Requirement -
Go line by line through the data below and count those that hold "page". Return only the number.
#### Record excerpts ####
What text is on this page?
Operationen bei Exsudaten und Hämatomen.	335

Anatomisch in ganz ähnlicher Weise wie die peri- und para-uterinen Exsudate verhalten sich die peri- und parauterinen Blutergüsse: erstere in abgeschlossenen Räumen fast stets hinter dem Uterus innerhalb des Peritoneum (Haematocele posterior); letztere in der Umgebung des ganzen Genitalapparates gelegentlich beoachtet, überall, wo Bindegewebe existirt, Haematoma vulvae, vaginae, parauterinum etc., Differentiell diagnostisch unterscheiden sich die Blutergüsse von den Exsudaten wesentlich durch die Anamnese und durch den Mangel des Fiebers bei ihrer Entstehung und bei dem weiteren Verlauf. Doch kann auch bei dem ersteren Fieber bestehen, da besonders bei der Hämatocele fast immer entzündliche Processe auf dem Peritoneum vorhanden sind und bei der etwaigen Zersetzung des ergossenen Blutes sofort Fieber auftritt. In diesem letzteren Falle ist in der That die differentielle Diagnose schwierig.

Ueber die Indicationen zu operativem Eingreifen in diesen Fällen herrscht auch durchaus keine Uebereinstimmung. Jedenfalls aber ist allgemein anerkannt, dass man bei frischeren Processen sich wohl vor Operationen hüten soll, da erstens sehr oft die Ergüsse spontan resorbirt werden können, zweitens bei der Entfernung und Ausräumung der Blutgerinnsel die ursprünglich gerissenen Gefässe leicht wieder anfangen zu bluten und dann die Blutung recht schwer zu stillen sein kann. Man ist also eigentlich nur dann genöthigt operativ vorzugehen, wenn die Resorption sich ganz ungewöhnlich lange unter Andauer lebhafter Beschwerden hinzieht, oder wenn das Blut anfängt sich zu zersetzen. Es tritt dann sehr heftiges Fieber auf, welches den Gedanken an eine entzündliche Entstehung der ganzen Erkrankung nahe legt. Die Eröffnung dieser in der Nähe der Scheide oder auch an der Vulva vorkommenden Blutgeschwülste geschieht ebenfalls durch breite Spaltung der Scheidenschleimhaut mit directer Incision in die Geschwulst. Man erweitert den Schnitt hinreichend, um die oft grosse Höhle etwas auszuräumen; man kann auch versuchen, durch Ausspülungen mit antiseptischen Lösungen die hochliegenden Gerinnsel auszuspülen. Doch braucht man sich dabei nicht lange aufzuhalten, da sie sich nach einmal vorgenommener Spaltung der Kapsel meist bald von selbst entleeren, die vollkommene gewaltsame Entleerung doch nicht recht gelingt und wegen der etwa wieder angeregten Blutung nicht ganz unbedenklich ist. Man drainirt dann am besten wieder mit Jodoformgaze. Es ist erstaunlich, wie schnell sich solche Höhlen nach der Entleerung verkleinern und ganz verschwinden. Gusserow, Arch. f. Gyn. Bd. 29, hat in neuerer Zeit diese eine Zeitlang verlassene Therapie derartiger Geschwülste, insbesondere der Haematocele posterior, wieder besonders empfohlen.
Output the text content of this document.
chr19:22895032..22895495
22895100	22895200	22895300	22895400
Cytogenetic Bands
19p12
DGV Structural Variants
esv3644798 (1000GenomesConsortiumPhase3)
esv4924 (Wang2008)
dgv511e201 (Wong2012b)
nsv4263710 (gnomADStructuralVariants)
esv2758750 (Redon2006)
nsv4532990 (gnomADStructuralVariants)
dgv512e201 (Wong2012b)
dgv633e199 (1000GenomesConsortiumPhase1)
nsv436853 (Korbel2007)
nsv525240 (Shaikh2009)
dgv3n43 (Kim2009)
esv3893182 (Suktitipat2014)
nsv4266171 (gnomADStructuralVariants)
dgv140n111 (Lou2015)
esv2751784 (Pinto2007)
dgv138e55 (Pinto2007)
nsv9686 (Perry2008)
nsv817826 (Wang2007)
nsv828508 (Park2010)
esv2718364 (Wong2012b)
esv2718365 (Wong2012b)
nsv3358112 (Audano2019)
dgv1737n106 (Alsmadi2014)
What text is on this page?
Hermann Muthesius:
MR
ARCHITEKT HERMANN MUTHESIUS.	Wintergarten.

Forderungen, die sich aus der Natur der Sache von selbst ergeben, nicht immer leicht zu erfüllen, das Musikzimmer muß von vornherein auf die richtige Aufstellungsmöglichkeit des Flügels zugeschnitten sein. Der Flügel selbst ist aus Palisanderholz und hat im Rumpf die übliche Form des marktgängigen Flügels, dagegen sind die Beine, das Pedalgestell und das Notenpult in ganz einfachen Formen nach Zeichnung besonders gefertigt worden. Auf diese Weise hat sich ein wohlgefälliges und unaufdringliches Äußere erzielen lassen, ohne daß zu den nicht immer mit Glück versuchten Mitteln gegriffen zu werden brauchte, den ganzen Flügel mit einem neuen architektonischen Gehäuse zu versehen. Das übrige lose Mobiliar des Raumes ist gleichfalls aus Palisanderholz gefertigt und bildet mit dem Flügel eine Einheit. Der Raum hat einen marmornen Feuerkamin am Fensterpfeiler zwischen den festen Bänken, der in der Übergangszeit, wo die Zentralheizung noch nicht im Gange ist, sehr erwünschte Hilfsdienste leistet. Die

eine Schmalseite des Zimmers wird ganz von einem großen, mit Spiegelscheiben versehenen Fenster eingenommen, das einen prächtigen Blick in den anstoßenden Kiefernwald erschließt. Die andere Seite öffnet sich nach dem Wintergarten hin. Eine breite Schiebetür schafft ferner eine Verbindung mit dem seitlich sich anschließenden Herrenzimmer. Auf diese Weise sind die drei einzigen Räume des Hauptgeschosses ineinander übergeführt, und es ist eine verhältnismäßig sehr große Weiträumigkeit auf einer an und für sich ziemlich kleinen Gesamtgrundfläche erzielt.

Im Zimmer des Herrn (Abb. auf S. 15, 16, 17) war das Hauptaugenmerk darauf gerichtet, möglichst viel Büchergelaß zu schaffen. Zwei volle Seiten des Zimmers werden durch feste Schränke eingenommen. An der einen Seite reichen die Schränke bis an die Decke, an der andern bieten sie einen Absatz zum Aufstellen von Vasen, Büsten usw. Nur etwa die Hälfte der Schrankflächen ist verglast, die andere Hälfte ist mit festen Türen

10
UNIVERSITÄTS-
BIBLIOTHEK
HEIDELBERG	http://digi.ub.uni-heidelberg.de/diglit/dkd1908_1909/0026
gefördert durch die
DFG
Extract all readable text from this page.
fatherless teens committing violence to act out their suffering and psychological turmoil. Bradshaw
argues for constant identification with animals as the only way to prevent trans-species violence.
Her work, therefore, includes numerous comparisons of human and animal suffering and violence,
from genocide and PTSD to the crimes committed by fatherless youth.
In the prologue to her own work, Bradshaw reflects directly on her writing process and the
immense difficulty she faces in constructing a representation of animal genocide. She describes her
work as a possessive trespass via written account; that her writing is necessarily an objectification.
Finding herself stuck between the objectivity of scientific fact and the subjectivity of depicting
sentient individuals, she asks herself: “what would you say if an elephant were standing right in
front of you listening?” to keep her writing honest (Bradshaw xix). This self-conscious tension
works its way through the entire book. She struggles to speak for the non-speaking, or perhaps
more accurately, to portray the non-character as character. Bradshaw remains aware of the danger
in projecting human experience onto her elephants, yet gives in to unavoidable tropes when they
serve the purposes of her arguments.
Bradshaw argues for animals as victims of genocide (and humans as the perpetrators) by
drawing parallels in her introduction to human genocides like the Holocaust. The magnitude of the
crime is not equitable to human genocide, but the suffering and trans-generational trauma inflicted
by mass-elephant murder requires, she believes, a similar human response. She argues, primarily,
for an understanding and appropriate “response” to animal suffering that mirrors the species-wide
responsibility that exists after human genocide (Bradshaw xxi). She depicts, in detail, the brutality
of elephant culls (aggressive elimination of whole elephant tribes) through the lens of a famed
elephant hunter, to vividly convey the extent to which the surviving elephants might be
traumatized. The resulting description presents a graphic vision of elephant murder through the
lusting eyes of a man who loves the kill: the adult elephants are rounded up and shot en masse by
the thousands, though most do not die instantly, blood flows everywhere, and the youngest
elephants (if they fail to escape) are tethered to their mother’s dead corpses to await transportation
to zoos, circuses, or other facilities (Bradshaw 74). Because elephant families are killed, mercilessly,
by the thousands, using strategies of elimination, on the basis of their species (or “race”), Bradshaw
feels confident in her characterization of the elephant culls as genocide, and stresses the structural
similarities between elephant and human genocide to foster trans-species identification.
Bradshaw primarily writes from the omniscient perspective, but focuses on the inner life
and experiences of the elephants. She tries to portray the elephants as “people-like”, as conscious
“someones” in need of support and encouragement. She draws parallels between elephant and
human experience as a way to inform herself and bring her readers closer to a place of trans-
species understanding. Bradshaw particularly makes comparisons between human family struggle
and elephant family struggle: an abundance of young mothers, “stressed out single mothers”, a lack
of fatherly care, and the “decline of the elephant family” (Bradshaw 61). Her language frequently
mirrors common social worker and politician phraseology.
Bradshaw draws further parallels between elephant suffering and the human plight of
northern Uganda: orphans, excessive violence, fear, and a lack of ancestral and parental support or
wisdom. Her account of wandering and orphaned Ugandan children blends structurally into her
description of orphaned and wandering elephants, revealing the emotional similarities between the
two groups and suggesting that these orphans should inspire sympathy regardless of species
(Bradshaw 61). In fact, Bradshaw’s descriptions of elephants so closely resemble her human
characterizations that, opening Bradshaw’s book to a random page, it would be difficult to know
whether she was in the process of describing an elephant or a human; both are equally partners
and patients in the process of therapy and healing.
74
####
Answer to this exercise -
4